◆ Source records
○ ○ ○ ○ ○ ○ ○

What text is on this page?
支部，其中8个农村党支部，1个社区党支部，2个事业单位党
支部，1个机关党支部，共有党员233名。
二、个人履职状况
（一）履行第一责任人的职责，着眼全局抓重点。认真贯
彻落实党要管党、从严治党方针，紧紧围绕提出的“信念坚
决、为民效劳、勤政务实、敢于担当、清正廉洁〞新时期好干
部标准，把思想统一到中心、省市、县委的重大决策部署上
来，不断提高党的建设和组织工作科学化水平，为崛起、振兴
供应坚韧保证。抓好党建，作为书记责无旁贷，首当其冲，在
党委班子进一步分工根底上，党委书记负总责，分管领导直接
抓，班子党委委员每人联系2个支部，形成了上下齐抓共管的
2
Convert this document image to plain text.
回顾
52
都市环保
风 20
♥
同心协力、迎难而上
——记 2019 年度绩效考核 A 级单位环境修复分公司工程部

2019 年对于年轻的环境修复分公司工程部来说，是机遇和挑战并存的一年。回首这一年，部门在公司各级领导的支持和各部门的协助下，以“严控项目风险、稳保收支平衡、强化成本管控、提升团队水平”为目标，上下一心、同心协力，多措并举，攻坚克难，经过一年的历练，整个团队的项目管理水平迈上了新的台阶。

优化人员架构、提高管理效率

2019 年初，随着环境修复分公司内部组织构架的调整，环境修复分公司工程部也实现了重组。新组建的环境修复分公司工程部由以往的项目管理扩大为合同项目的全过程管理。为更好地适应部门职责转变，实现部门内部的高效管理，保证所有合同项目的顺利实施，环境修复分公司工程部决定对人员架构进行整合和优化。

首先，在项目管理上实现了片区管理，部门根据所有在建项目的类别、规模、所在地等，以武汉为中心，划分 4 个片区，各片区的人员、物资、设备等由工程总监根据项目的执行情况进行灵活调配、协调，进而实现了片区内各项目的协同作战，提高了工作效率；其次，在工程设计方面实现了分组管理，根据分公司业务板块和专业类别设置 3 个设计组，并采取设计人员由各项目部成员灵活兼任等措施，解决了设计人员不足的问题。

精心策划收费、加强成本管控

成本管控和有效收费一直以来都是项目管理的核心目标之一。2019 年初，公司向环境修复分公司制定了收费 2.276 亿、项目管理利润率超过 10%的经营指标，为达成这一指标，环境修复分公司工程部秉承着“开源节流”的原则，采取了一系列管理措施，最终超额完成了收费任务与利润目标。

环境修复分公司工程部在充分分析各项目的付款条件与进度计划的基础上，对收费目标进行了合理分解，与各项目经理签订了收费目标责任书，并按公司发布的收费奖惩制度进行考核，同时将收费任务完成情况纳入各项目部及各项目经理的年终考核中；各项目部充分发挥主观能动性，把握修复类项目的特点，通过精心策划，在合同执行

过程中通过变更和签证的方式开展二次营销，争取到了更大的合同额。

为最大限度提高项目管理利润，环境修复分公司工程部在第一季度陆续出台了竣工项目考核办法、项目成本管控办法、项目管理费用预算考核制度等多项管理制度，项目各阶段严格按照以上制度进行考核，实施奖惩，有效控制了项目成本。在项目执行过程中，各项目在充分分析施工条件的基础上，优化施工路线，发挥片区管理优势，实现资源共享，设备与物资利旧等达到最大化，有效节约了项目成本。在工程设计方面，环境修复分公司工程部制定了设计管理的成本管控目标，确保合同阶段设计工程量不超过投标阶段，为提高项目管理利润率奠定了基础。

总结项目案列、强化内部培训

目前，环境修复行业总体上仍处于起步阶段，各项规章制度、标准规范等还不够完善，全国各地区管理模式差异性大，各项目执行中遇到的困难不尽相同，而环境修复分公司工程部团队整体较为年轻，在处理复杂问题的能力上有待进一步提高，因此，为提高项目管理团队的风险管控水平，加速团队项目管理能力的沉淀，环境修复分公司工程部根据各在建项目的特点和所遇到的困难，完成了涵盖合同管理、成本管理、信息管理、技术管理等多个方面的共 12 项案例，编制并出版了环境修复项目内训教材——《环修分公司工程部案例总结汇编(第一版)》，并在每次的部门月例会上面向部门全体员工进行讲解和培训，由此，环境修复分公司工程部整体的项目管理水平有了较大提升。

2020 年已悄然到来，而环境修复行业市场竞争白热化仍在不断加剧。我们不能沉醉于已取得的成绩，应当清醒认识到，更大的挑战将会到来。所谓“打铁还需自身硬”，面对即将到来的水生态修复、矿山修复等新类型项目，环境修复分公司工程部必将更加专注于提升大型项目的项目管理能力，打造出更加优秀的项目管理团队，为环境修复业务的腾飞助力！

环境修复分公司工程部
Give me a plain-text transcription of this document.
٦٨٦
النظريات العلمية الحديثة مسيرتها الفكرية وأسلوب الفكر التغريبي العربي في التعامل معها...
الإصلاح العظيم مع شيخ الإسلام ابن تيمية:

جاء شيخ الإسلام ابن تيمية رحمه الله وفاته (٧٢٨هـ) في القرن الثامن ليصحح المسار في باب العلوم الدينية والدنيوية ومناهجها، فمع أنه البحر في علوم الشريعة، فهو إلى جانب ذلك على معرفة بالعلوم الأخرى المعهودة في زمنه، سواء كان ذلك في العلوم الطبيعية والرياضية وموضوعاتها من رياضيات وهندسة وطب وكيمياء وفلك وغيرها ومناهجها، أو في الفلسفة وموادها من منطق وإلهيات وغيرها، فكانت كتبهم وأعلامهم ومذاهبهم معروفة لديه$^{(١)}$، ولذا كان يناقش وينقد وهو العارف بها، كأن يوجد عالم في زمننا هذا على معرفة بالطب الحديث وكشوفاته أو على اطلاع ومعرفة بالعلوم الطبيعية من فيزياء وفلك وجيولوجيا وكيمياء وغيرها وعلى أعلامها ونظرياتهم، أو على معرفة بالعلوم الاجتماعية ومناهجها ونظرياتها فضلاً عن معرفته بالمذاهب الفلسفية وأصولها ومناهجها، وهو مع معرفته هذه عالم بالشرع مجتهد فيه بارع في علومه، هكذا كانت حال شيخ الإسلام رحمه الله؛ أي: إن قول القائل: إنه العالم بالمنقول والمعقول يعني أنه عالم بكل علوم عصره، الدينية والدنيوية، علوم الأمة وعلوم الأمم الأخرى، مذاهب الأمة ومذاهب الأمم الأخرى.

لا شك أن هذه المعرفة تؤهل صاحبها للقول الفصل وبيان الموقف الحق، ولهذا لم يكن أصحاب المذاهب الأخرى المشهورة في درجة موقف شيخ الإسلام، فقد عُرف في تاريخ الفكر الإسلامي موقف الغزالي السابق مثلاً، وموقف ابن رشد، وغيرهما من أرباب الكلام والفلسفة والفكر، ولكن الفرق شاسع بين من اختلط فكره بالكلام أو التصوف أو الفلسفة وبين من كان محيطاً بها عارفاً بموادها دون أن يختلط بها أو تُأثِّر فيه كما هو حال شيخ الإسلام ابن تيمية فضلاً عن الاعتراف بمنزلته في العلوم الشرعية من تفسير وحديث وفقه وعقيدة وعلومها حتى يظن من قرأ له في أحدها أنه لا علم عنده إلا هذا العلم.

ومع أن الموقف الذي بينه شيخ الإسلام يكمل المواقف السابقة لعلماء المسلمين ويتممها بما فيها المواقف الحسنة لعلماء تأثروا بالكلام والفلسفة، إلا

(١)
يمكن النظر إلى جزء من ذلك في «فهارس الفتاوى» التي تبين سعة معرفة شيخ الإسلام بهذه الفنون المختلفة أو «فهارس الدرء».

○ ○ ○ ○ ○ ○ ○

◆ Written instruction
Every record shown above should be written out again exactly.

◆ Written answer
What text is on this page?
支部，其中8个农村党支部，1个社区党支部，2个事业单位党
支部，1个机关党支部，共有党员233名。
二、个人履职状况
（一）履行第一责任人的职责，着眼全局抓重点。认真贯
彻落实党要管党、从严治党方针，紧紧围绕提出的“信念坚
决、为民效劳、勤政务实、敢于担当、清正廉洁〞新时期好干
部标准，把思想统一到中心、省市、县委的重大决策部署上
来，不断提高党的建设和组织工作科学化水平，为崛起、振兴
供应坚韧保证。抓好党建，作为书记责无旁贷，首当其冲，在
党委班子进一步分工根底上，党委书记负总责，分管领导直接
抓，班子党委委员每人联系2个支部，形成了上下齐抓共管的
2
Convert this document image to plain text.
回顾
52
都市环保
风 20
♥
同心协力、迎难而上
——记 2019 年度绩效考核 A 级单位环境修复分公司工程部

2019 年对于年轻的环境修复分公司工程部来说，是机遇和挑战并存的一年。回首这一年，部门在公司各级领导的支持和各部门的协助下，以“严控项目风险、稳保收支平衡、强化成本管控、提升团队水平”为目标，上下一心、同心协力，多措并举，攻坚克难，经过一年的历练，整个团队的项目管理水平迈上了新的台阶。

优化人员架构、提高管理效率

2019 年初，随着环境修复分公司内部组织构架的调整，环境修复分公司工程部也实现了重组。新组建的环境修复分公司工程部由以往的项目管理扩大为合同项目的全过程管理。为更好地适应部门职责转变，实现部门内部的高效管理，保证所有合同项目的顺利实施，环境修复分公司工程部决定对人员架构进行整合和优化。

首先，在项目管理上实现了片区管理，部门根据所有在建项目的类别、规模、所在地等，以武汉为中心，划分 4 个片区，各片区的人员、物资、设备等由工程总监根据项目的执行情况进行灵活调配、协调，进而实现了片区内各项目的协同作战，提高了工作效率；其次，在工程设计方面实现了分组管理，根据分公司业务板块和专业类别设置 3 个设计组，并采取设计人员由各项目部成员灵活兼任等措施，解决了设计人员不足的问题。

精心策划收费、加强成本管控

成本管控和有效收费一直以来都是项目管理的核心目标之一。2019 年初，公司向环境修复分公司制定了收费 2.276 亿、项目管理利润率超过 10%的经营指标，为达成这一指标，环境修复分公司工程部秉承着“开源节流”的原则，采取了一系列管理措施，最终超额完成了收费任务与利润目标。

环境修复分公司工程部在充分分析各项目的付款条件与进度计划的基础上，对收费目标进行了合理分解，与各项目经理签订了收费目标责任书，并按公司发布的收费奖惩制度进行考核，同时将收费任务完成情况纳入各项目部及各项目经理的年终考核中；各项目部充分发挥主观能动性，把握修复类项目的特点，通过精心策划，在合同执行

过程中通过变更和签证的方式开展二次营销，争取到了更大的合同额。

为最大限度提高项目管理利润，环境修复分公司工程部在第一季度陆续出台了竣工项目考核办法、项目成本管控办法、项目管理费用预算考核制度等多项管理制度，项目各阶段严格按照以上制度进行考核，实施奖惩，有效控制了项目成本。在项目执行过程中，各项目在充分分析施工条件的基础上，优化施工路线，发挥片区管理优势，实现资源共享，设备与物资利旧等达到最大化，有效节约了项目成本。在工程设计方面，环境修复分公司工程部制定了设计管理的成本管控目标，确保合同阶段设计工程量不超过投标阶段，为提高项目管理利润率奠定了基础。

总结项目案列、强化内部培训

目前，环境修复行业总体上仍处于起步阶段，各项规章制度、标准规范等还不够完善，全国各地区管理模式差异性大，各项目执行中遇到的困难不尽相同，而环境修复分公司工程部团队整体较为年轻，在处理复杂问题的能力上有待进一步提高，因此，为提高项目管理团队的风险管控水平，加速团队项目管理能力的沉淀，环境修复分公司工程部根据各在建项目的特点和所遇到的困难，完成了涵盖合同管理、成本管理、信息管理、技术管理等多个方面的共 12 项案例，编制并出版了环境修复项目内训教材——《环修分公司工程部案例总结汇编(第一版)》，并在每次的部门月例会上面向部门全体员工进行讲解和培训，由此，环境修复分公司工程部整体的项目管理水平有了较大提升。

2020 年已悄然到来，而环境修复行业市场竞争白热化仍在不断加剧。我们不能沉醉于已取得的成绩，应当清醒认识到，更大的挑战将会到来。所谓“打铁还需自身硬”，面对即将到来的水生态修复、矿山修复等新类型项目，环境修复分公司工程部必将更加专注于提升大型项目的项目管理能力，打造出更加优秀的项目管理团队，为环境修复业务的腾飞助力！

环境修复分公司工程部
Give me a plain-text transcription of this document.
٦٨٦
النظريات العلمية الحديثة مسيرتها الفكرية وأسلوب الفكر التغريبي العربي في التعامل معها...
الإصلاح العظيم مع شيخ الإسلام ابن تيمية:

جاء شيخ الإسلام ابن تيمية رحمه الله وفاته (٧٢٨هـ) في القرن الثامن ليصحح المسار في باب العلوم الدينية والدنيوية ومناهجها، فمع أنه البحر في علوم الشريعة، فهو إلى جانب ذلك على معرفة بالعلوم الأخرى المعهودة في زمنه، سواء كان ذلك في العلوم الطبيعية والرياضية وموضوعاتها من رياضيات وهندسة وطب وكيمياء وفلك وغيرها ومناهجها، أو في الفلسفة وموادها من منطق وإلهيات وغيرها، فكانت كتبهم وأعلامهم ومذاهبهم معروفة لديه$^{(١)}$، ولذا كان يناقش وينقد وهو العارف بها، كأن يوجد عالم في زمننا هذا على معرفة بالطب الحديث وكشوفاته أو على اطلاع ومعرفة بالعلوم الطبيعية من فيزياء وفلك وجيولوجيا وكيمياء وغيرها وعلى أعلامها ونظرياتهم، أو على معرفة بالعلوم الاجتماعية ومناهجها ونظرياتها فضلاً عن معرفته بالمذاهب الفلسفية وأصولها ومناهجها، وهو مع معرفته هذه عالم بالشرع مجتهد فيه بارع في علومه، هكذا كانت حال شيخ الإسلام رحمه الله؛ أي: إن قول القائل: إنه العالم بالمنقول والمعقول يعني أنه عالم بكل علوم عصره، الدينية والدنيوية، علوم الأمة وعلوم الأمم الأخرى، مذاهب الأمة ومذاهب الأمم الأخرى.

لا شك أن هذه المعرفة تؤهل صاحبها للقول الفصل وبيان الموقف الحق، ولهذا لم يكن أصحاب المذاهب الأخرى المشهورة في درجة موقف شيخ الإسلام، فقد عُرف في تاريخ الفكر الإسلامي موقف الغزالي السابق مثلاً، وموقف ابن رشد، وغيرهما من أرباب الكلام والفلسفة والفكر، ولكن الفرق شاسع بين من اختلط فكره بالكلام أو التصوف أو الفلسفة وبين من كان محيطاً بها عارفاً بموادها دون أن يختلط بها أو تُأثِّر فيه كما هو حال شيخ الإسلام ابن تيمية فضلاً عن الاعتراف بمنزلته في العلوم الشرعية من تفسير وحديث وفقه وعقيدة وعلومها حتى يظن من قرأ له في أحدها أنه لا علم عنده إلا هذا العلم.

ومع أن الموقف الذي بينه شيخ الإسلام يكمل المواقف السابقة لعلماء المسلمين ويتممها بما فيها المواقف الحسنة لعلماء تأثروا بالكلام والفلسفة، إلا

(١)
يمكن النظر إلى جزء من ذلك في «فهارس الفتاوى» التي تبين سعة معرفة شيخ الإسلام بهذه الفنون المختلفة أو «فهارس الدرء».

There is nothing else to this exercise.